- **Stated problem**
Transcribe the entries that follow, word for word.

- **Information given**
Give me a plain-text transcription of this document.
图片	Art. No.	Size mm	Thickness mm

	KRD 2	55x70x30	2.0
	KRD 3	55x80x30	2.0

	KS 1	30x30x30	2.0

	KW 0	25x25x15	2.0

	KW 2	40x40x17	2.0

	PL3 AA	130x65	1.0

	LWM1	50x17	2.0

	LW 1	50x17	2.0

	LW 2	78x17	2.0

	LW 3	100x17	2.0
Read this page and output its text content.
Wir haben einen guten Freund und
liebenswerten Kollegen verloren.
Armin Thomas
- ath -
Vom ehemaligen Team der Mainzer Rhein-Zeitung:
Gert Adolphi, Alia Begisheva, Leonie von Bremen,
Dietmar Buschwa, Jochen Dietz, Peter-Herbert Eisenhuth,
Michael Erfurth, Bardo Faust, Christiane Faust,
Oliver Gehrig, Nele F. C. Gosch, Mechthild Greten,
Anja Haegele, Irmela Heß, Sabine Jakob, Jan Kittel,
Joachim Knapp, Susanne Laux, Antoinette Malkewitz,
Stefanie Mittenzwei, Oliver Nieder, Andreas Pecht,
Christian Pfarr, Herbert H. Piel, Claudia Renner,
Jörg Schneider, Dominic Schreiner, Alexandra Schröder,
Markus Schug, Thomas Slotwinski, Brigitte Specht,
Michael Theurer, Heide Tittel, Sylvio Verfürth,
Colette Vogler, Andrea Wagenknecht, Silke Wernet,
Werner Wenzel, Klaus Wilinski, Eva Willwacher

- **Solution for this task**
Give me a plain-text transcription of this document.
图片	Art. No.	Size mm	Thickness mm

	KRD 2	55x70x30	2.0
	KRD 3	55x80x30	2.0

	KS 1	30x30x30	2.0

	KW 0	25x25x15	2.0

	KW 2	40x40x17	2.0

	PL3 AA	130x65	1.0

	LWM1	50x17	2.0

	LW 1	50x17	2.0

	LW 2	78x17	2.0

	LW 3	100x17	2.0
Read this page and output its text content.
Wir haben einen guten Freund und
liebenswerten Kollegen verloren.
Armin Thomas
- ath -
Vom ehemaligen Team der Mainzer Rhein-Zeitung:
Gert Adolphi, Alia Begisheva, Leonie von Bremen,
Dietmar Buschwa, Jochen Dietz, Peter-Herbert Eisenhuth,
Michael Erfurth, Bardo Faust, Christiane Faust,
Oliver Gehrig, Nele F. C. Gosch, Mechthild Greten,
Anja Haegele, Irmela Heß, Sabine Jakob, Jan Kittel,
Joachim Knapp, Susanne Laux, Antoinette Malkewitz,
Stefanie Mittenzwei, Oliver Nieder, Andreas Pecht,
Christian Pfarr, Herbert H. Piel, Claudia Renner,
Jörg Schneider, Dominic Schreiner, Alexandra Schröder,
Markus Schug, Thomas Slotwinski, Brigitte Specht,
Michael Theurer, Heide Tittel, Sylvio Verfürth,
Colette Vogler, Andrea Wagenknecht, Silke Wernet,
Werner Wenzel, Klaus Wilinski, Eva Willwacher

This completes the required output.